▸ **Dataset extract**:
----------

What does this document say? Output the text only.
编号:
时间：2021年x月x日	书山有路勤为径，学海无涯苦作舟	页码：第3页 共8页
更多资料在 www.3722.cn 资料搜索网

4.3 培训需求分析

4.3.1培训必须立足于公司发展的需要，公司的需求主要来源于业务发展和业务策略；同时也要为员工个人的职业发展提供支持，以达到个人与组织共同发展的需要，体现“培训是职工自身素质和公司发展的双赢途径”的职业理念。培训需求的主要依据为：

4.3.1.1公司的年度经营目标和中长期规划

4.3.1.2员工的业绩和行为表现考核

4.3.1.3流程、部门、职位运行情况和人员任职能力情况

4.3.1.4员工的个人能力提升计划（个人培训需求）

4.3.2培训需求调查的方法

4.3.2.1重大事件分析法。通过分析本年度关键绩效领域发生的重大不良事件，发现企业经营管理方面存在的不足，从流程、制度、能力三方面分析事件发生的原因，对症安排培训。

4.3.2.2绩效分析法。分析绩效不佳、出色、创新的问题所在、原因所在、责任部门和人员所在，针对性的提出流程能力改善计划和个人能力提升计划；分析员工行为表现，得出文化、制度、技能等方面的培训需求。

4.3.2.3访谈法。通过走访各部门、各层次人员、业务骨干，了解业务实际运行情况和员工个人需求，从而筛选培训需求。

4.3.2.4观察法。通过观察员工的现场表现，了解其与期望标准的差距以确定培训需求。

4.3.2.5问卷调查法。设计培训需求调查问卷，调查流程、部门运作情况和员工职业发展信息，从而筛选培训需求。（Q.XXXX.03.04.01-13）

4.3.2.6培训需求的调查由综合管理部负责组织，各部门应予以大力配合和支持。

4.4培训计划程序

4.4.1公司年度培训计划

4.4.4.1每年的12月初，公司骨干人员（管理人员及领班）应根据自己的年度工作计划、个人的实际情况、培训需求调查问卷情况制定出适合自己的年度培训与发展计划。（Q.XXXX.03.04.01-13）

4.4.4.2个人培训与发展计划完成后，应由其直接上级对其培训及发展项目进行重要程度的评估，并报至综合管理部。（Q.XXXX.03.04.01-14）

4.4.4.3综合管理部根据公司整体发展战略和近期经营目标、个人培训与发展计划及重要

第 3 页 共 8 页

----------

▸ **Exercise details**: Using the listing, copy every line where the word "XXXX" shows up.

▸ **Exercise answer**:
4.3.2.5问卷调查法。设计培训需求调查问卷，调查流程、部门运作情况和员工职业发展信息，从而筛选培训需求。（Q.XXXX.03.04.01-13）
4.4.4.1每年的12月初，公司骨干人员（管理人员及领班）应根据自己的年度工作计划、个人的实际情况、培训需求调查问卷情况制定出适合自己的年度培训与发展计划。（Q.XXXX.03.04.01-13）
4.4.4.2个人培训与发展计划完成后，应由其直接上级对其培训及发展项目进行重要程度的评估，并报至综合管理部。（Q.XXXX.03.04.01-14）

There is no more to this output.